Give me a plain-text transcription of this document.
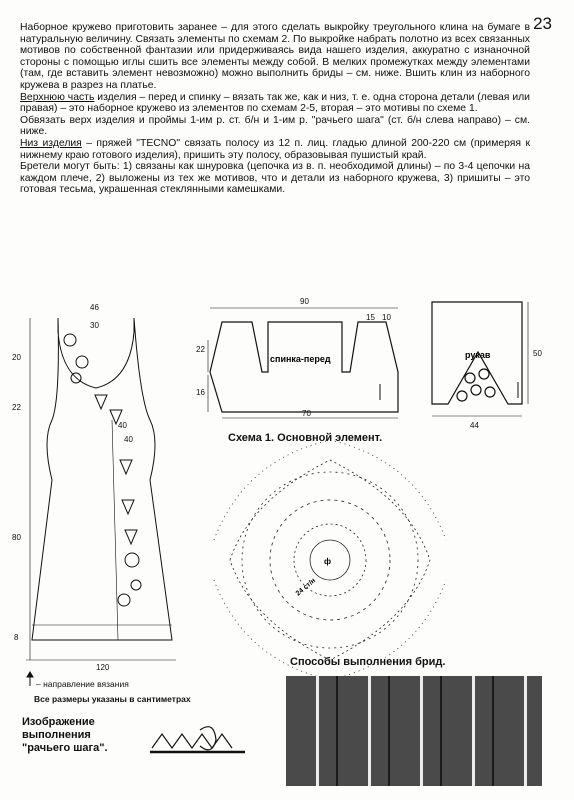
23

Наборное кружево приготовить заранее – для этого сделать выкройку треугольного клина на бумаге в натуральную величину. Связать элементы по схемам 2. По выкройке набрать полотно из всех связанных мотивов по собственной фантазии или придерживаясь вида нашего изделия, аккуратно с изнаночной стороны с помощью иглы сшить все элементы между собой. В мелких промежутках между элементами (там, где вставить элемент невозможно) можно выполнить бриды – см. ниже. Вшить клин из наборного кружева в разрез на платье.

Верхнюю часть изделия – перед и спинку – вязать так же, как и низ, т. е. одна сторона детали (левая или правая) – это наборное кружево из элементов по схемам 2-5, вторая – это мотивы по схеме 1.

Обвязать верх изделия и проймы 1-им р. ст. б/н и 1-им р. "рачьего шага" (ст. б/н слева направо) – см. ниже.

Низ изделия – пряжей "TECNO" связать полосу из 12 п. лиц. гладью длиной 200-220 см (примеряя к нижнему краю готового изделия), пришить эту полосу, образовывая пушистый край.

Бретели могут быть: 1) связаны как шнуровка (цепочка из в. п. необходимой длины) – по 3-4 цепочки на каждом плече, 2) выложены из тех же мотивов, что и детали из наборного кружева, 3) пришиты – это готовая тесьма, украшенная стеклянными камешками.

46
30
20
22
80
8
120
40
40
90
15 10
22
16
70
спинка-перед	рукав	50
44
ф
24 ст/н
Схема 1. Основной элемент.
– направление вязания
Все размеры указаны в сантиметрах
Изображение выполнения "рачьего шага".
Способы выполнения брид.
____________
**WRITTEN TASK**: Every entry must be reproduced exactly, with the images left out.

**RESULT**:
Give me a plain-text transcription of this document.
23

Наборное кружево приготовить заранее – для этого сделать выкройку треугольного клина на бумаге в натуральную величину. Связать элементы по схемам 2. По выкройке набрать полотно из всех связанных мотивов по собственной фантазии или придерживаясь вида нашего изделия, аккуратно с изнаночной стороны с помощью иглы сшить все элементы между собой. В мелких промежутках между элементами (там, где вставить элемент невозможно) можно выполнить бриды – см. ниже. Вшить клин из наборного кружева в разрез на платье.

Верхнюю часть изделия – перед и спинку – вязать так же, как и низ, т. е. одна сторона детали (левая или правая) – это наборное кружево из элементов по схемам 2-5, вторая – это мотивы по схеме 1.

Обвязать верх изделия и проймы 1-им р. ст. б/н и 1-им р. "рачьего шага" (ст. б/н слева направо) – см. ниже.

Низ изделия – пряжей "TECNO" связать полосу из 12 п. лиц. гладью длиной 200-220 см (примеряя к нижнему краю готового изделия), пришить эту полосу, образовывая пушистый край.

Бретели могут быть: 1) связаны как шнуровка (цепочка из в. п. необходимой длины) – по 3-4 цепочки на каждом плече, 2) выложены из тех же мотивов, что и детали из наборного кружева, 3) пришиты – это готовая тесьма, украшенная стеклянными камешками.

46
30
20
22
80
8
120
40
40
90
15 10
22
16
70
спинка-перед	рукав	50
44
ф
24 ст/н
Схема 1. Основной элемент.
– направление вязания
Все размеры указаны в сантиметрах
Изображение выполнения "рачьего шага".
Способы выполнения брид.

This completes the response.